TEXT FOR ANALYSIS START

Speakers

Donglin Zeng, University of North Carolina

Biography: Donglin Zeng (Chinese: 曾冬林) is a professor at the department of Biostatistics at the University of North Carolina. He obtained PhD of Statistics from the University of Michigan in 2001. His research interest includes semiparametric models, machine learning, personalized medicine, causal inference and clinical trials.

 

Title: Learning Individualized Treatment Rules for Multiple-Domain Latent Outcomes

Abstract: For many mental disorders, latent mental status from multiple-domain psychological or clinical symptoms perform as a better characterization of the underlying disorder status than a simple summary score of the symptoms, and they also serve as more reliable and representative features to differentiate treatment responses. In order to address the complexity and heterogeneity of treatment responses for the mental disorders, we provide a new paradigm for learning optimal individualized treatment rules by modeling patients' latent mental status. Specifically, we optimize a value function defined by the latent states after treatment by exploiting a transformation of the observed symptoms based without modeling the relationship between the latent mental states before and after treatment. The optimal treatment rules are derived using a weighted large margin classifier. We derive the convergence rate of the proposed estimator under the latent models. Simulation studies are conducted to test the performance of the proposed method. Finally, we apply the developed method to study for patients with major depression.

TEXT FOR ANALYSIS END

> **TASK REQUIREMENTS**: Name each research interest listed in Donglin Zeng's biography above.

GIVEN INFORMATION START

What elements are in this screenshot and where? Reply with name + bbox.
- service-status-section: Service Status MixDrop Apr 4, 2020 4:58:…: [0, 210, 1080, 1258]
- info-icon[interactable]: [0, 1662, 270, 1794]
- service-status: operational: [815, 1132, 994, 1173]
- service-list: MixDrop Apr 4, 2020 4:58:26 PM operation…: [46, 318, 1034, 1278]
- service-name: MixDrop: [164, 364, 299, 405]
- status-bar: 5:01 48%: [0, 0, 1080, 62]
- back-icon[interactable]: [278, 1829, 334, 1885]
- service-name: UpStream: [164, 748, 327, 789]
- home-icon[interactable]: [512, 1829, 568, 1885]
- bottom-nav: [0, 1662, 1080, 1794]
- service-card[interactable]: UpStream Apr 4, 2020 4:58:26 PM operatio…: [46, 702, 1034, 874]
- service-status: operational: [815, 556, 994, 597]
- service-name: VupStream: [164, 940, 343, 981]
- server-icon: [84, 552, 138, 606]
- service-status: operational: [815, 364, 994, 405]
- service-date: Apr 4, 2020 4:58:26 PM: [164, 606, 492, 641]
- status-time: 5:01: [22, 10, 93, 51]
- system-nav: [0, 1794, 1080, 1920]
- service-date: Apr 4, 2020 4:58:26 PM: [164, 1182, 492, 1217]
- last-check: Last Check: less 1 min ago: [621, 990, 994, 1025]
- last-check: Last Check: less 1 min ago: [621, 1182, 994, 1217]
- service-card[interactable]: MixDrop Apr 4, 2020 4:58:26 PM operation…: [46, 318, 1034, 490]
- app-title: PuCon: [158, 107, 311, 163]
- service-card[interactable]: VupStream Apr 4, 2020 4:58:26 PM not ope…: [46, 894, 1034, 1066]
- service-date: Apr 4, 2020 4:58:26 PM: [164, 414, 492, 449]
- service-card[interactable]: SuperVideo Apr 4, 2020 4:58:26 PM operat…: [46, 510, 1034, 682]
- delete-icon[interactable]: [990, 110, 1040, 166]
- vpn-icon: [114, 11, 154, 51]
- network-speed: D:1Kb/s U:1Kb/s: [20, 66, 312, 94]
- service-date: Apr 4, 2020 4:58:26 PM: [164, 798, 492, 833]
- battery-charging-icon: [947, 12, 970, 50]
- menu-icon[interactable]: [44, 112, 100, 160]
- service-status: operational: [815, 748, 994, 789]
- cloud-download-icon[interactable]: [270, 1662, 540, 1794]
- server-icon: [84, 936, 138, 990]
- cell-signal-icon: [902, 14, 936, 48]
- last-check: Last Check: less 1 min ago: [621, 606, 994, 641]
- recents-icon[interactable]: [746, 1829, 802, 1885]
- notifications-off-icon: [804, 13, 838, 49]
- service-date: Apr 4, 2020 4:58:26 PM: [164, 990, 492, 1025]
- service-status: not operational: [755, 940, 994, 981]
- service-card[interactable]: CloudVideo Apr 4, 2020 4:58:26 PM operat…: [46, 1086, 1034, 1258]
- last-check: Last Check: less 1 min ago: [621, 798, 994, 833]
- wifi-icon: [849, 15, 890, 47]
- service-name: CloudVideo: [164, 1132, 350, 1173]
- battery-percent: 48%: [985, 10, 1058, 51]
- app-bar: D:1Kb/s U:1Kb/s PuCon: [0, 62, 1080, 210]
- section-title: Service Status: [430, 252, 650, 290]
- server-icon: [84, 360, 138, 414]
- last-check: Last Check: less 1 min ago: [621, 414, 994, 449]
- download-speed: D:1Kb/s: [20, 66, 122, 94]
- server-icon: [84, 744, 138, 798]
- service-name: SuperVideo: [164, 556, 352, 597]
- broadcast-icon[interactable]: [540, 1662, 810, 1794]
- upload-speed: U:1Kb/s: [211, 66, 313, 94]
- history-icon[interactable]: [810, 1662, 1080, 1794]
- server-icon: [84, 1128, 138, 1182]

GIVEN INFORMATION END

> **TASK SOLUTION**:
- Semiparametric models
- Machine learning
- Personalized medicine
- Causal inference
- Clinical trials